Some lines of these records may hold the word "xlabel"; state how many, using only the number.

Source data:
★ ★ ★

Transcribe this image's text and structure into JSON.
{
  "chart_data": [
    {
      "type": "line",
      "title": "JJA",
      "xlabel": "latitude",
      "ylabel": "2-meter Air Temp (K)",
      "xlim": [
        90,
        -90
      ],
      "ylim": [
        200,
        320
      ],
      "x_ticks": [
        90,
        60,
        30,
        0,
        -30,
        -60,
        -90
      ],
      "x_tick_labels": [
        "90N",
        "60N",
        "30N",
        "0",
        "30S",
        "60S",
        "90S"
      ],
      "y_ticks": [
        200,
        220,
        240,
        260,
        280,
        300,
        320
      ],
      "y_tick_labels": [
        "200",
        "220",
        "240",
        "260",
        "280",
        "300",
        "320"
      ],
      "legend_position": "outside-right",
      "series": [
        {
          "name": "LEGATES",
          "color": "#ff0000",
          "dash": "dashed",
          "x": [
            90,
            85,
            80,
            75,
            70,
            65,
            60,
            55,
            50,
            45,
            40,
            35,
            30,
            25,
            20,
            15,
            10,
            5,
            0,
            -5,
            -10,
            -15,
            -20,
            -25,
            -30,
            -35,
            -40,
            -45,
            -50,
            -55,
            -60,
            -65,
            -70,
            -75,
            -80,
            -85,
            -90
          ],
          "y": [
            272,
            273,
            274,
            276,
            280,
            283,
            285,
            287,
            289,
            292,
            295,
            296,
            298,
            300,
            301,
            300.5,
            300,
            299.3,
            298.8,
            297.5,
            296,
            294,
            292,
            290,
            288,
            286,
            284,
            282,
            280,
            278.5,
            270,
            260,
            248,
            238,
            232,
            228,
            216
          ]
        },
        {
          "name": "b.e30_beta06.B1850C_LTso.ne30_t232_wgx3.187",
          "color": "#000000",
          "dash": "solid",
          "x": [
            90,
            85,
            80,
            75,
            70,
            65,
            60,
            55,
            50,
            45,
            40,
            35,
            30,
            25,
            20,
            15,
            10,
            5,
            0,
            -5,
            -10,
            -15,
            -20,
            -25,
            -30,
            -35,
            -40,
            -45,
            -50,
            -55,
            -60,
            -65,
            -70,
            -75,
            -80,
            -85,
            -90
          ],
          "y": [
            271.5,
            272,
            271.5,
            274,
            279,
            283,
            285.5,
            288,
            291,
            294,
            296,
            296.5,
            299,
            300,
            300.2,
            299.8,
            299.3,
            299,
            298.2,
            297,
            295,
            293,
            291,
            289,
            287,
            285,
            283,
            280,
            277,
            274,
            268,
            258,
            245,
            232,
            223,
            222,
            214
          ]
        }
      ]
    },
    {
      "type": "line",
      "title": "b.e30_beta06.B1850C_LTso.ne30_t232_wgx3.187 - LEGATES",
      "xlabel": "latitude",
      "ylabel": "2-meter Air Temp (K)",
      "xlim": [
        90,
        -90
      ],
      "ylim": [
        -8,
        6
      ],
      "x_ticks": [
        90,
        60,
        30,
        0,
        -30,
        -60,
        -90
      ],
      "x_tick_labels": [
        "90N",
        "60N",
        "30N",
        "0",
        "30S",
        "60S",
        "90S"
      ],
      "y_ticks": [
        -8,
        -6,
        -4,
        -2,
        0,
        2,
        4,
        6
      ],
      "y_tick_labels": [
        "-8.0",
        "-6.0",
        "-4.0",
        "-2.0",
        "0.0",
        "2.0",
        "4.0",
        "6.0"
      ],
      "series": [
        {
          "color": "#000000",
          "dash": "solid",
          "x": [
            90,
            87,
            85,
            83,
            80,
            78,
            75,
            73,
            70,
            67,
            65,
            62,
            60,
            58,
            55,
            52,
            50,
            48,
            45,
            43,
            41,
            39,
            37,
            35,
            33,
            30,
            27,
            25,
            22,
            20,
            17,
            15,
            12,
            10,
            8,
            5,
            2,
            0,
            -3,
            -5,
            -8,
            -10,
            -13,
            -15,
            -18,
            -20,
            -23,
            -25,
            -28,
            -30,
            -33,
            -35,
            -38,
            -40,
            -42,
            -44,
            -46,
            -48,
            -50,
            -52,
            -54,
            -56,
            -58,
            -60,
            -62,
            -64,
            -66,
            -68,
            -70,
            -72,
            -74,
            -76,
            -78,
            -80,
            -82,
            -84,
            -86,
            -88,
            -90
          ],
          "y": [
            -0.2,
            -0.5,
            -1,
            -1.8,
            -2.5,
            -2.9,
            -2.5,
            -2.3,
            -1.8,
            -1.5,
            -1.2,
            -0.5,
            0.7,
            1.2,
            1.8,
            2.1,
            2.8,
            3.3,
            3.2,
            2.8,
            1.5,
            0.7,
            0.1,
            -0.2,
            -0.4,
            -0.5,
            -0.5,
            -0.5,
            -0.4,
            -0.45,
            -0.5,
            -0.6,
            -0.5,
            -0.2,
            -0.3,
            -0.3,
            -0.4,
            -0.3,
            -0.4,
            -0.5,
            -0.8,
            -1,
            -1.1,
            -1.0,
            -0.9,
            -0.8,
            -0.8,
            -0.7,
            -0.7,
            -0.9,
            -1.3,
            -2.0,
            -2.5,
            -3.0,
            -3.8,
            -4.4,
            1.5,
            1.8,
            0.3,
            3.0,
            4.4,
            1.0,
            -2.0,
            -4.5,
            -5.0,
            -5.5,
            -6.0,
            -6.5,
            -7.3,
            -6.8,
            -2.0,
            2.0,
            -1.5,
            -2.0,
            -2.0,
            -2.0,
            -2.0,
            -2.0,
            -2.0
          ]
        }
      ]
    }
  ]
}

★ ★ ★

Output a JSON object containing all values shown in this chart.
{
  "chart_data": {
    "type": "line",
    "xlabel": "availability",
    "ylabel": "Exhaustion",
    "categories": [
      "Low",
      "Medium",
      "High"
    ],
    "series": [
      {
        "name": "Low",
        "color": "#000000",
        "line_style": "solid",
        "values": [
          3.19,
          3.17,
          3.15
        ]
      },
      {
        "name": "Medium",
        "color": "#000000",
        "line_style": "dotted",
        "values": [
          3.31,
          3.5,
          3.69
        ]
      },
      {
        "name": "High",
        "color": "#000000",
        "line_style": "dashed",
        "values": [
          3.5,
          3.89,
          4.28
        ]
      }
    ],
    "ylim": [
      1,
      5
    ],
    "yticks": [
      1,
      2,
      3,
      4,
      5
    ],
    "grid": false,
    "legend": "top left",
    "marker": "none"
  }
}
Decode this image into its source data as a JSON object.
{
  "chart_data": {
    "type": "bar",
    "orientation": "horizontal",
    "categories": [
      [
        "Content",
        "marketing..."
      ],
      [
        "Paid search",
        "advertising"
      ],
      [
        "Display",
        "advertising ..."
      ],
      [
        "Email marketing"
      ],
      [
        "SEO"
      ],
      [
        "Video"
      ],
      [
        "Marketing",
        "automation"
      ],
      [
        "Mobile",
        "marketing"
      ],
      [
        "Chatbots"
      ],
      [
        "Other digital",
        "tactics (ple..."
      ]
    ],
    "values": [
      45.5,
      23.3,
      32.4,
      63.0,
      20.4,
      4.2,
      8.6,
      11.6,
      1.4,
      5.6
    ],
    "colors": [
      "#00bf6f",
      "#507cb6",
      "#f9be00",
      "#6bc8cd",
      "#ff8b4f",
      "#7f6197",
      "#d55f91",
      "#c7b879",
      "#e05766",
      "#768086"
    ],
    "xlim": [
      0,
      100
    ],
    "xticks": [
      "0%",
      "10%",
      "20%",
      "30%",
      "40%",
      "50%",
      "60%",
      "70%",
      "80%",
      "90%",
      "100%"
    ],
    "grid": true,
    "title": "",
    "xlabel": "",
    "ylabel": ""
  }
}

★ ★ ★

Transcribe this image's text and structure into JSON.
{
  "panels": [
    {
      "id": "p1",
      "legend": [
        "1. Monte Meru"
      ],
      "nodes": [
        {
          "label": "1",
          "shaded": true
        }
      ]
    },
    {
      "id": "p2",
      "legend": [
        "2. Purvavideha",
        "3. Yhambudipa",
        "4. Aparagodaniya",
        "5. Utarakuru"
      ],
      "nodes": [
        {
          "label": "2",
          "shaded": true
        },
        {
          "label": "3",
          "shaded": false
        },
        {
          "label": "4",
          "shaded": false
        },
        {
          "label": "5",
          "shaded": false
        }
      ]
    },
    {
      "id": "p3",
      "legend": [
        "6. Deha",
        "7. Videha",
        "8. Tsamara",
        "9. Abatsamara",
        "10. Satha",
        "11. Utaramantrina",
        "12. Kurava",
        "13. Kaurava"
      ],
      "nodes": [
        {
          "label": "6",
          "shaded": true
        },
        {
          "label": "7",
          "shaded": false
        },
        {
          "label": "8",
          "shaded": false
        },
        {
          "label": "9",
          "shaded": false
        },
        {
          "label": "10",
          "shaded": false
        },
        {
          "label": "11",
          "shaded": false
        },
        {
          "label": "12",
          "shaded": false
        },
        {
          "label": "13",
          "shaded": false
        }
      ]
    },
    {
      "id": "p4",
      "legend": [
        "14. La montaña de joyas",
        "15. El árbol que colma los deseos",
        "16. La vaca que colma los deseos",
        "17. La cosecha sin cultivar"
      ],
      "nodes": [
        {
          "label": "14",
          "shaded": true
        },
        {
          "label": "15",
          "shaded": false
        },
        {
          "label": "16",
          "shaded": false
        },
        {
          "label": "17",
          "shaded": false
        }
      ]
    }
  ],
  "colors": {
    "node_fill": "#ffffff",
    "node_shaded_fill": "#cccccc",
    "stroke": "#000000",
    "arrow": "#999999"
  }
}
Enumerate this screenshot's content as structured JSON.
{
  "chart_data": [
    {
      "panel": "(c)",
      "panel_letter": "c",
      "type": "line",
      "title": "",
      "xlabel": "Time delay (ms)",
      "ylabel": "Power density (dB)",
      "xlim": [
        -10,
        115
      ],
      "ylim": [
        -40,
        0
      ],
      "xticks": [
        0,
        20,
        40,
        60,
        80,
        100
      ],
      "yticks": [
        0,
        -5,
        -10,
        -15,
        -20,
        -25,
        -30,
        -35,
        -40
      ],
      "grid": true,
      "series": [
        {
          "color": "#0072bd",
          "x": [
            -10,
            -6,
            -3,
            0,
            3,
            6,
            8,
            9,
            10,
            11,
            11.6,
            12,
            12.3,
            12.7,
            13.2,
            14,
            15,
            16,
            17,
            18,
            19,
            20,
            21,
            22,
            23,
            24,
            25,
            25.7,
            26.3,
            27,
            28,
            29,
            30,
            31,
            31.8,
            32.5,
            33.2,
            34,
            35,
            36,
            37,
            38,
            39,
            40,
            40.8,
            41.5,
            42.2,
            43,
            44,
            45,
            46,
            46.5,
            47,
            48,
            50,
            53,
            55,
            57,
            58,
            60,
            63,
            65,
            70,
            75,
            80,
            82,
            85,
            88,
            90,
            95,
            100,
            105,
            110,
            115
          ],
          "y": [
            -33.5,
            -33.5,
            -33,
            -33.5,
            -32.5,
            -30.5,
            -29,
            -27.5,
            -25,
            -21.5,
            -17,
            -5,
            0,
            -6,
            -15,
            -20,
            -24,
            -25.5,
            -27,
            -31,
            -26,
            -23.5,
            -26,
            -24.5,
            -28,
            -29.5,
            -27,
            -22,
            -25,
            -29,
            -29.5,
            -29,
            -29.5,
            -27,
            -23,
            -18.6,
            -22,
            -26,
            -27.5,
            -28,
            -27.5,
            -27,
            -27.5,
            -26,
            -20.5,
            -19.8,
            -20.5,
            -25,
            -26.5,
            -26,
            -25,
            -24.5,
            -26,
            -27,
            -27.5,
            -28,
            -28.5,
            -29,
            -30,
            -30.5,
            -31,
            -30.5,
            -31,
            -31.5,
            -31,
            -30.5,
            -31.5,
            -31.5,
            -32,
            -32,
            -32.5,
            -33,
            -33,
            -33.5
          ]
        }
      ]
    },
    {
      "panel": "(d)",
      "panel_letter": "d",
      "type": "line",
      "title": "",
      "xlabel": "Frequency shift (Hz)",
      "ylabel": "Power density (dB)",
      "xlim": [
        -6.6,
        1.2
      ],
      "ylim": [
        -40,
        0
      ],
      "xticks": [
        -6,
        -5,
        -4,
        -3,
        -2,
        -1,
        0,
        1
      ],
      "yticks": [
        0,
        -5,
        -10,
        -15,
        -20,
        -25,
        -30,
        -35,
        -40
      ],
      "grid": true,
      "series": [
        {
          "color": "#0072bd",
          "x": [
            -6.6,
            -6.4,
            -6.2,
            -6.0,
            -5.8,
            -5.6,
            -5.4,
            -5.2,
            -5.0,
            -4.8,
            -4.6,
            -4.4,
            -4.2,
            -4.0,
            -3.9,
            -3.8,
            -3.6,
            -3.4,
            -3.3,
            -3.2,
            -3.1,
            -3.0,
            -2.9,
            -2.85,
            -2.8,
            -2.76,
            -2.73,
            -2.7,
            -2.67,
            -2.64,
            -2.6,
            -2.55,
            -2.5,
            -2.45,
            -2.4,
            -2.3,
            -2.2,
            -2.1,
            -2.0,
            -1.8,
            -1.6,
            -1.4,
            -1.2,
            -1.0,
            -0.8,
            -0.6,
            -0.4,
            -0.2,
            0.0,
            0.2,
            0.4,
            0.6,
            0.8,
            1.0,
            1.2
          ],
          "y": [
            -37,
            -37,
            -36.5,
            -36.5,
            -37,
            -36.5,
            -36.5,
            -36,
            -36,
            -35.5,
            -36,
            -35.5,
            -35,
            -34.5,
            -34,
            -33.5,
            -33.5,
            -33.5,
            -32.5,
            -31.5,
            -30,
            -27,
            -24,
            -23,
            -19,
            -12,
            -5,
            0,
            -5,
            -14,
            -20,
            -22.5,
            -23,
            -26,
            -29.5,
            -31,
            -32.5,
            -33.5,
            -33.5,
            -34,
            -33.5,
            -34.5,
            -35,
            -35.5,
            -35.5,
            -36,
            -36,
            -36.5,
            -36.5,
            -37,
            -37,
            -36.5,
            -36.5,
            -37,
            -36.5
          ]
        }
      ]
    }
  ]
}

★ ★ ★

Problem solution: 6